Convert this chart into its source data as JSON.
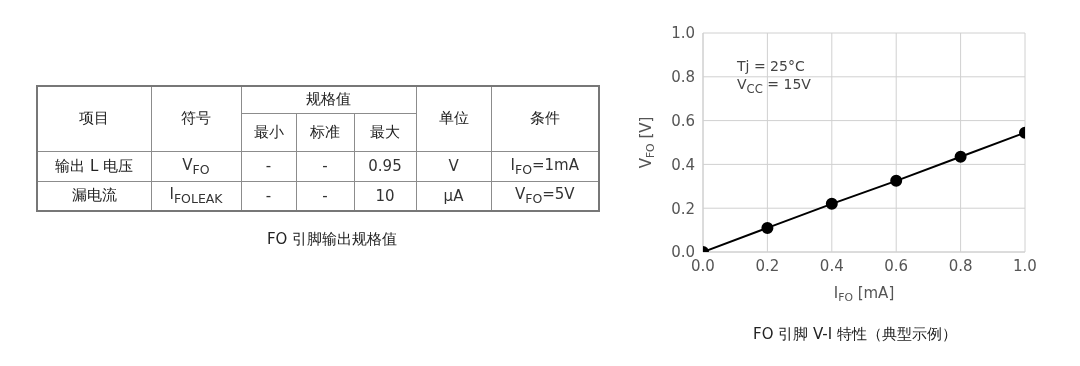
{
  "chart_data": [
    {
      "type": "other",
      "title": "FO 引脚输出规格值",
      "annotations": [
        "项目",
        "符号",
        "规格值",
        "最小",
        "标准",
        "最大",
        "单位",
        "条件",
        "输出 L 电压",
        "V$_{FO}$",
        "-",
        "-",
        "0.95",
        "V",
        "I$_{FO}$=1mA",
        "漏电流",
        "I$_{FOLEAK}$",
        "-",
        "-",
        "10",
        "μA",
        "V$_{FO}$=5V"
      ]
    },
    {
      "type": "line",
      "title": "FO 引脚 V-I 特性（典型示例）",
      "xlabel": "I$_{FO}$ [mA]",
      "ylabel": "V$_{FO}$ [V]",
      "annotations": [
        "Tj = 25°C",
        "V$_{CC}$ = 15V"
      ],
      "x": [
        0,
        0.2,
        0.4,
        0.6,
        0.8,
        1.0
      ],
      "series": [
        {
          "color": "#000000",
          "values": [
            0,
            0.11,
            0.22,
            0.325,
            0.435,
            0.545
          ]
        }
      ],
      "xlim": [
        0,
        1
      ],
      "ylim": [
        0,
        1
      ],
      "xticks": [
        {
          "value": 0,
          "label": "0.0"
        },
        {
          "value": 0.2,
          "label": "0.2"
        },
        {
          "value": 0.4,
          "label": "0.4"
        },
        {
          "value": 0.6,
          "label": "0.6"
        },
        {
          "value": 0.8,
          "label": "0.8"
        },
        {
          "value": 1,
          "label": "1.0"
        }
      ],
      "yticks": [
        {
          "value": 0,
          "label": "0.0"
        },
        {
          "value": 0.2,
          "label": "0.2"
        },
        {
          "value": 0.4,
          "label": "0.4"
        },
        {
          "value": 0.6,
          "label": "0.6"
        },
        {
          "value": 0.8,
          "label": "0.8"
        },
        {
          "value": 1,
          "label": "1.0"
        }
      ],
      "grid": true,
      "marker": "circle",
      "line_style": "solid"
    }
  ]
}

---

→ Short task: Transcribe the full listing character for character. Pictures are excluded.

→ Solution to this exercise:
Convert this chart into its source data as JSON.
{
  "chart_data": [
    {
      "type": "other",
      "title": "FO 引脚输出规格值",
      "annotations": [
        "项目",
        "符号",
        "规格值",
        "最小",
        "标准",
        "最大",
        "单位",
        "条件",
        "输出 L 电压",
        "V$_{FO}$",
        "-",
        "-",
        "0.95",
        "V",
        "I$_{FO}$=1mA",
        "漏电流",
        "I$_{FOLEAK}$",
        "-",
        "-",
        "10",
        "μA",
        "V$_{FO}$=5V"
      ]
    },
    {
      "type": "line",
      "title": "FO 引脚 V-I 特性（典型示例）",
      "xlabel": "I$_{FO}$ [mA]",
      "ylabel": "V$_{FO}$ [V]",
      "annotations": [
        "Tj = 25°C",
        "V$_{CC}$ = 15V"
      ],
      "x": [
        0,
        0.2,
        0.4,
        0.6,
        0.8,
        1.0
      ],
      "series": [
        {
          "color": "#000000",
          "values": [
            0,
            0.11,
            0.22,
            0.325,
            0.435,
            0.545
          ]
        }
      ],
      "xlim": [
        0,
        1
      ],
      "ylim": [
        0,
        1
      ],
      "xticks": [
        {
          "value": 0,
          "label": "0.0"
        },
        {
          "value": 0.2,
          "label": "0.2"
        },
        {
          "value": 0.4,
          "label": "0.4"
        },
        {
          "value": 0.6,
          "label": "0.6"
        },
        {
          "value": 0.8,
          "label": "0.8"
        },
        {
          "value": 1,
          "label": "1.0"
        }
      ],
      "yticks": [
        {
          "value": 0,
          "label": "0.0"
        },
        {
          "value": 0.2,
          "label": "0.2"
        },
        {
          "value": 0.4,
          "label": "0.4"
        },
        {
          "value": 0.6,
          "label": "0.6"
        },
        {
          "value": 0.8,
          "label": "0.8"
        },
        {
          "value": 1,
          "label": "1.0"
        }
      ],
      "grid": true,
      "marker": "circle",
      "line_style": "solid"
    }
  ]
}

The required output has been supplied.